═══ STORED ROWS ═══
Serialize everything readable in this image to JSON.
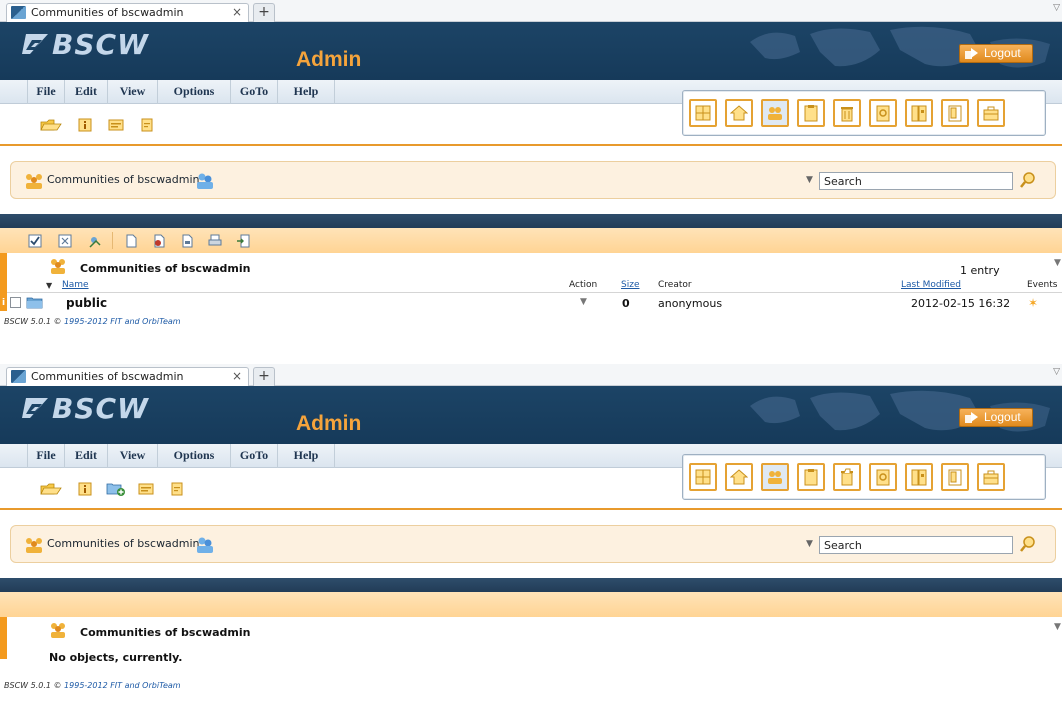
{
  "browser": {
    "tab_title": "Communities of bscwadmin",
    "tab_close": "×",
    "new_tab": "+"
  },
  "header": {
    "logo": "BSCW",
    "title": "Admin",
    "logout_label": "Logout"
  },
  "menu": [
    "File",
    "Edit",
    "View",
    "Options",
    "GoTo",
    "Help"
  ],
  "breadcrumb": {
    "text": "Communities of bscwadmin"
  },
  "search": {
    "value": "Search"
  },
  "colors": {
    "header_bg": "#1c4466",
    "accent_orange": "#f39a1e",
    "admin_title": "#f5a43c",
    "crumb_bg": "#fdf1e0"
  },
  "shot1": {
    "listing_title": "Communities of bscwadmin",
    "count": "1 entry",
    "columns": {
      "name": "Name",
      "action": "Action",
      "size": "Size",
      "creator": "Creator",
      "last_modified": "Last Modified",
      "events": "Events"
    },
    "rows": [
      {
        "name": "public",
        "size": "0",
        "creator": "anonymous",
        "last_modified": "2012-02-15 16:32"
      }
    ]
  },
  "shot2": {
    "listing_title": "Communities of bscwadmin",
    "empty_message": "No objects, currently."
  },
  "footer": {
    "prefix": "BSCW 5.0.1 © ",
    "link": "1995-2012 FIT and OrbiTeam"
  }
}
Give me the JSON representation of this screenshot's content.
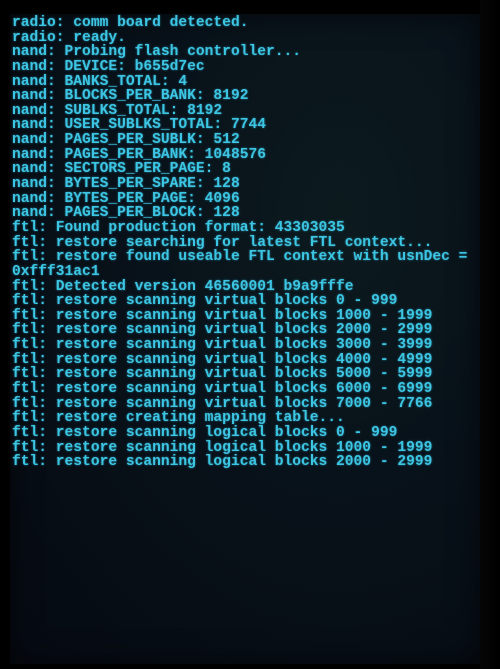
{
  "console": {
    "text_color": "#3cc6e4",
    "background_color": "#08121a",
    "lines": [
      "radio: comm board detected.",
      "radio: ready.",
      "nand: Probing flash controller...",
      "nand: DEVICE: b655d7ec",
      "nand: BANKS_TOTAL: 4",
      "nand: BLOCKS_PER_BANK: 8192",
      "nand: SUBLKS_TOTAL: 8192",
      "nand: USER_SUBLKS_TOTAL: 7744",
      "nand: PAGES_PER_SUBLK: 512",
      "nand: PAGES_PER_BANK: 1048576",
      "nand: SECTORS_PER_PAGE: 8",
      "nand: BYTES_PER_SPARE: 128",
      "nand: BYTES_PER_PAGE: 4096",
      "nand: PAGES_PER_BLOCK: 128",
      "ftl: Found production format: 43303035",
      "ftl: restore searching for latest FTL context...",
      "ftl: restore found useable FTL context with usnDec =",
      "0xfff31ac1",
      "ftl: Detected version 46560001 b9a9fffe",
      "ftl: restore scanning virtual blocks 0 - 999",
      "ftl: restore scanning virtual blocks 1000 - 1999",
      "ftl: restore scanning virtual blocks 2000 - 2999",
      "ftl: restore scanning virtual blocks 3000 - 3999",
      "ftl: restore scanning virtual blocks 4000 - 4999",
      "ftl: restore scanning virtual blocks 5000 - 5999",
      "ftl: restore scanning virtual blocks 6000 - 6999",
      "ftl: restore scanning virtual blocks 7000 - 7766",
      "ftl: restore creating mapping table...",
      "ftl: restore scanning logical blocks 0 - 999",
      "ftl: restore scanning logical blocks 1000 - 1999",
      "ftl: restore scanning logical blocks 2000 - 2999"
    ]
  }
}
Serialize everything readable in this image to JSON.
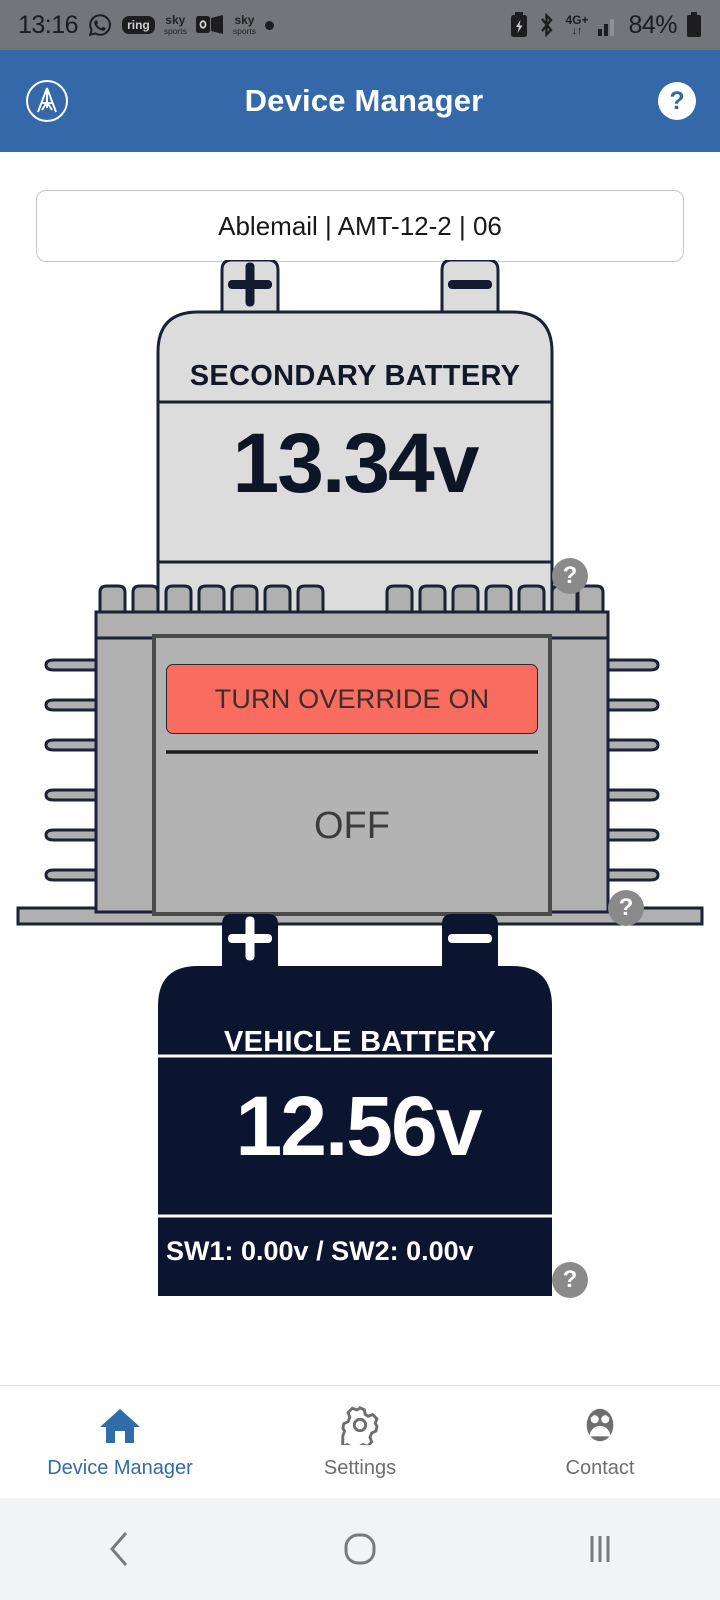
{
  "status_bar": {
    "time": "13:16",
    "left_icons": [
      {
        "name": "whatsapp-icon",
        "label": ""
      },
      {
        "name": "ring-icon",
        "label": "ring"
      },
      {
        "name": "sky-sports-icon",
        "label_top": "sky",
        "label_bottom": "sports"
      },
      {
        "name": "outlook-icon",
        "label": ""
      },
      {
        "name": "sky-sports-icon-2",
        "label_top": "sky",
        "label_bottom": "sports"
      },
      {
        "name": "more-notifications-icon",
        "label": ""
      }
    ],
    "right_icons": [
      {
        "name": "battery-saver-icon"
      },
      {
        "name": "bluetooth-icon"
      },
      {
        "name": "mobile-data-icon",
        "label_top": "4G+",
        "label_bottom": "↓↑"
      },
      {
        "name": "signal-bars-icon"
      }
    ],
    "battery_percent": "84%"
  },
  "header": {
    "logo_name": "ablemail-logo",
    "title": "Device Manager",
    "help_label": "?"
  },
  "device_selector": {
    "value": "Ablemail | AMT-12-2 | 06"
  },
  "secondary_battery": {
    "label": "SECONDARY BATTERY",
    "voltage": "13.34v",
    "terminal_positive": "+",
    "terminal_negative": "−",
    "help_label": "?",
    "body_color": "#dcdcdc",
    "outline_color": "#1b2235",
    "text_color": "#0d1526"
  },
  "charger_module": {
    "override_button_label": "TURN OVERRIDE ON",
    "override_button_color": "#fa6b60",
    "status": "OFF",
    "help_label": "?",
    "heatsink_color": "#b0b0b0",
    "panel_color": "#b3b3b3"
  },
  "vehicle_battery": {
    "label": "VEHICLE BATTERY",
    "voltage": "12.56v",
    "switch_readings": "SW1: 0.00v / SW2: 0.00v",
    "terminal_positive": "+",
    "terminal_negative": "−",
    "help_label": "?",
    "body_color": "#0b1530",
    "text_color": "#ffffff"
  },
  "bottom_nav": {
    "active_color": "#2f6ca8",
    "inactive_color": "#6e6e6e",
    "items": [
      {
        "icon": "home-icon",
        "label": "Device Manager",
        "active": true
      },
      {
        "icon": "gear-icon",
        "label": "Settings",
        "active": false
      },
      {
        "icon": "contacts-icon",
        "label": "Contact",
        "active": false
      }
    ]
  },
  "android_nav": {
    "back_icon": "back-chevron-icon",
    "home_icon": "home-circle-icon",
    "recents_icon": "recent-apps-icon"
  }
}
═══
**WHAT YOU NEED TO DO:**
Write every record out again exactly; no pictures belong in the copy.

**RESULT OF THE EXERCISE:**
Serialize everything readable in this image to JSON.
{
  "browser": {
    "tab_title": "Communities of bscwadmin",
    "tab_close": "×",
    "new_tab": "+"
  },
  "header": {
    "logo": "BSCW",
    "title": "Admin",
    "logout_label": "Logout"
  },
  "menu": [
    "File",
    "Edit",
    "View",
    "Options",
    "GoTo",
    "Help"
  ],
  "breadcrumb": {
    "text": "Communities of bscwadmin"
  },
  "search": {
    "value": "Search"
  },
  "colors": {
    "header_bg": "#1c4466",
    "accent_orange": "#f39a1e",
    "admin_title": "#f5a43c",
    "crumb_bg": "#fdf1e0"
  },
  "shot1": {
    "listing_title": "Communities of bscwadmin",
    "count": "1 entry",
    "columns": {
      "name": "Name",
      "action": "Action",
      "size": "Size",
      "creator": "Creator",
      "last_modified": "Last Modified",
      "events": "Events"
    },
    "rows": [
      {
        "name": "public",
        "size": "0",
        "creator": "anonymous",
        "last_modified": "2012-02-15 16:32"
      }
    ]
  },
  "shot2": {
    "listing_title": "Communities of bscwadmin",
    "empty_message": "No objects, currently."
  },
  "footer": {
    "prefix": "BSCW 5.0.1 © ",
    "link": "1995-2012 FIT and OrbiTeam"
  }
}
Give me the JSON representation of this screenshot's content.
{
  "console": {
    "text_color": "#3cc6e4",
    "background_color": "#08121a",
    "lines": [
      "radio: comm board detected.",
      "radio: ready.",
      "nand: Probing flash controller...",
      "nand: DEVICE: b655d7ec",
      "nand: BANKS_TOTAL: 4",
      "nand: BLOCKS_PER_BANK: 8192",
      "nand: SUBLKS_TOTAL: 8192",
      "nand: USER_SUBLKS_TOTAL: 7744",
      "nand: PAGES_PER_SUBLK: 512",
      "nand: PAGES_PER_BANK: 1048576",
      "nand: SECTORS_PER_PAGE: 8",
      "nand: BYTES_PER_SPARE: 128",
      "nand: BYTES_PER_PAGE: 4096",
      "nand: PAGES_PER_BLOCK: 128",
      "ftl: Found production format: 43303035",
      "ftl: restore searching for latest FTL context...",
      "ftl: restore found useable FTL context with usnDec =",
      "0xfff31ac1",
      "ftl: Detected version 46560001 b9a9fffe",
      "ftl: restore scanning virtual blocks 0 - 999",
      "ftl: restore scanning virtual blocks 1000 - 1999",
      "ftl: restore scanning virtual blocks 2000 - 2999",
      "ftl: restore scanning virtual blocks 3000 - 3999",
      "ftl: restore scanning virtual blocks 4000 - 4999",
      "ftl: restore scanning virtual blocks 5000 - 5999",
      "ftl: restore scanning virtual blocks 6000 - 6999",
      "ftl: restore scanning virtual blocks 7000 - 7766",
      "ftl: restore creating mapping table...",
      "ftl: restore scanning logical blocks 0 - 999",
      "ftl: restore scanning logical blocks 1000 - 1999",
      "ftl: restore scanning logical blocks 2000 - 2999"
    ]
  }
}
Serialize everything readable in this image to JSON.
{
  "status_bar": {
    "time": "13:16",
    "left_icons": [
      {
        "name": "whatsapp-icon",
        "label": ""
      },
      {
        "name": "ring-icon",
        "label": "ring"
      },
      {
        "name": "sky-sports-icon",
        "label_top": "sky",
        "label_bottom": "sports"
      },
      {
        "name": "outlook-icon",
        "label": ""
      },
      {
        "name": "sky-sports-icon-2",
        "label_top": "sky",
        "label_bottom": "sports"
      },
      {
        "name": "more-notifications-icon",
        "label": ""
      }
    ],
    "right_icons": [
      {
        "name": "battery-saver-icon"
      },
      {
        "name": "bluetooth-icon"
      },
      {
        "name": "mobile-data-icon",
        "label_top": "4G+",
        "label_bottom": "↓↑"
      },
      {
        "name": "signal-bars-icon"
      }
    ],
    "battery_percent": "84%"
  },
  "header": {
    "logo_name": "ablemail-logo",
    "title": "Device Manager",
    "help_label": "?"
  },
  "device_selector": {
    "value": "Ablemail | AMT-12-2 | 06"
  },
  "secondary_battery": {
    "label": "SECONDARY BATTERY",
    "voltage": "13.34v",
    "terminal_positive": "+",
    "terminal_negative": "−",
    "help_label": "?",
    "body_color": "#dcdcdc",
    "outline_color": "#1b2235",
    "text_color": "#0d1526"
  },
  "charger_module": {
    "override_button_label": "TURN OVERRIDE ON",
    "override_button_color": "#fa6b60",
    "status": "OFF",
    "help_label": "?",
    "heatsink_color": "#b0b0b0",
    "panel_color": "#b3b3b3"
  },
  "vehicle_battery": {
    "label": "VEHICLE BATTERY",
    "voltage": "12.56v",
    "switch_readings": "SW1: 0.00v / SW2: 0.00v",
    "terminal_positive": "+",
    "terminal_negative": "−",
    "help_label": "?",
    "body_color": "#0b1530",
    "text_color": "#ffffff"
  },
  "bottom_nav": {
    "active_color": "#2f6ca8",
    "inactive_color": "#6e6e6e",
    "items": [
      {
        "icon": "home-icon",
        "label": "Device Manager",
        "active": true
      },
      {
        "icon": "gear-icon",
        "label": "Settings",
        "active": false
      },
      {
        "icon": "contacts-icon",
        "label": "Contact",
        "active": false
      }
    ]
  },
  "android_nav": {
    "back_icon": "back-chevron-icon",
    "home_icon": "home-circle-icon",
    "recents_icon": "recent-apps-icon"
  }
}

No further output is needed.